▶ **Requirement**:
Your task is to repeat, word for word, the line containing "Output the text content of this document." and all lines that follow it to the end of the material, and no other lines.

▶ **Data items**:
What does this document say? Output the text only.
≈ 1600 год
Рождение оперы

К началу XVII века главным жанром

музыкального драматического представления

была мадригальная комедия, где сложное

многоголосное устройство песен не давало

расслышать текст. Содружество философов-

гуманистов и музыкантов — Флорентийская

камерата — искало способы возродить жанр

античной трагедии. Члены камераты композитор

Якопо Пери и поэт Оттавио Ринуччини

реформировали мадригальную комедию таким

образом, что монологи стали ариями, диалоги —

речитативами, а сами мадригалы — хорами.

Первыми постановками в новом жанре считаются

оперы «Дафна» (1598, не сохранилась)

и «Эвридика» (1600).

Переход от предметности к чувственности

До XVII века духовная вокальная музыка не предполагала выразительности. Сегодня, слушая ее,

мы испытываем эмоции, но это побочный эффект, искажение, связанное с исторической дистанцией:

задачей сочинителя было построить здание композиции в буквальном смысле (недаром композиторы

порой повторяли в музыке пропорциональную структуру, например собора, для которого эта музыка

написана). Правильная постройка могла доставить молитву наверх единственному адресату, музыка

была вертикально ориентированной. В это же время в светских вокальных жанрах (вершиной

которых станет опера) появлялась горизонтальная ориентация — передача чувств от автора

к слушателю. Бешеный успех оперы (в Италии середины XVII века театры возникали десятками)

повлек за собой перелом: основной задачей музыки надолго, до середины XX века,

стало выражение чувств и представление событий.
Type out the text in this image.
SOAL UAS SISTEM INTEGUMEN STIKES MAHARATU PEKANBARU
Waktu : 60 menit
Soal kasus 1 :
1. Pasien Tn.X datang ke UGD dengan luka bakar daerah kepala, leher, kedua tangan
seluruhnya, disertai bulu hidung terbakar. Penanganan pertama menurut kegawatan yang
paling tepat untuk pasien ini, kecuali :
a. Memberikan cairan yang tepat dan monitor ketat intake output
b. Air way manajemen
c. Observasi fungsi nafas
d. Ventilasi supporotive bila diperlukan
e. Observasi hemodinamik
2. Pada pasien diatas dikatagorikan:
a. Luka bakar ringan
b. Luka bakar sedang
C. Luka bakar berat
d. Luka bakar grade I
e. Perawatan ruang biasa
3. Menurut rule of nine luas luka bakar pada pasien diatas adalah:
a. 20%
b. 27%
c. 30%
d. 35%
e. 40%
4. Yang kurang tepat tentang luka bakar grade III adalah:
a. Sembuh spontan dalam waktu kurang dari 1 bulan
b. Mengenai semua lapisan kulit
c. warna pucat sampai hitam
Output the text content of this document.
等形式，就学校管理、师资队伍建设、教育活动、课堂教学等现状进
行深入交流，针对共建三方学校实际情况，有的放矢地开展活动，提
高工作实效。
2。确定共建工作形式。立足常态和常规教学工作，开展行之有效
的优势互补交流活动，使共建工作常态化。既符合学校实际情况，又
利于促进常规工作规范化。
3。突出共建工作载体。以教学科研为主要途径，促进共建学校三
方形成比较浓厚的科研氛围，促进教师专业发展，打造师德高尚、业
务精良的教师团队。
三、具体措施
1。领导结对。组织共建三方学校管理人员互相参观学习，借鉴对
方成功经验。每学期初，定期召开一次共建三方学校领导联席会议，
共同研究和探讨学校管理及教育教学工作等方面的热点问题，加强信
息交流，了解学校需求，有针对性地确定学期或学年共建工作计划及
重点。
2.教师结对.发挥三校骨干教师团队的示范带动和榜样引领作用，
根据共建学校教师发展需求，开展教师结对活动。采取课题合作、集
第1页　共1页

▶ **Solution for this problem**:
Output the text content of this document.
等形式，就学校管理、师资队伍建设、教育活动、课堂教学等现状进
行深入交流，针对共建三方学校实际情况，有的放矢地开展活动，提
高工作实效。
2。确定共建工作形式。立足常态和常规教学工作，开展行之有效
的优势互补交流活动，使共建工作常态化。既符合学校实际情况，又
利于促进常规工作规范化。
3。突出共建工作载体。以教学科研为主要途径，促进共建学校三
方形成比较浓厚的科研氛围，促进教师专业发展，打造师德高尚、业
务精良的教师团队。
三、具体措施
1。领导结对。组织共建三方学校管理人员互相参观学习，借鉴对
方成功经验。每学期初，定期召开一次共建三方学校领导联席会议，
共同研究和探讨学校管理及教育教学工作等方面的热点问题，加强信
息交流，了解学校需求，有针对性地确定学期或学年共建工作计划及
重点。
2.教师结对.发挥三校骨干教师团队的示范带动和榜样引领作用，
根据共建学校教师发展需求，开展教师结对活动。采取课题合作、集
第1页　共1页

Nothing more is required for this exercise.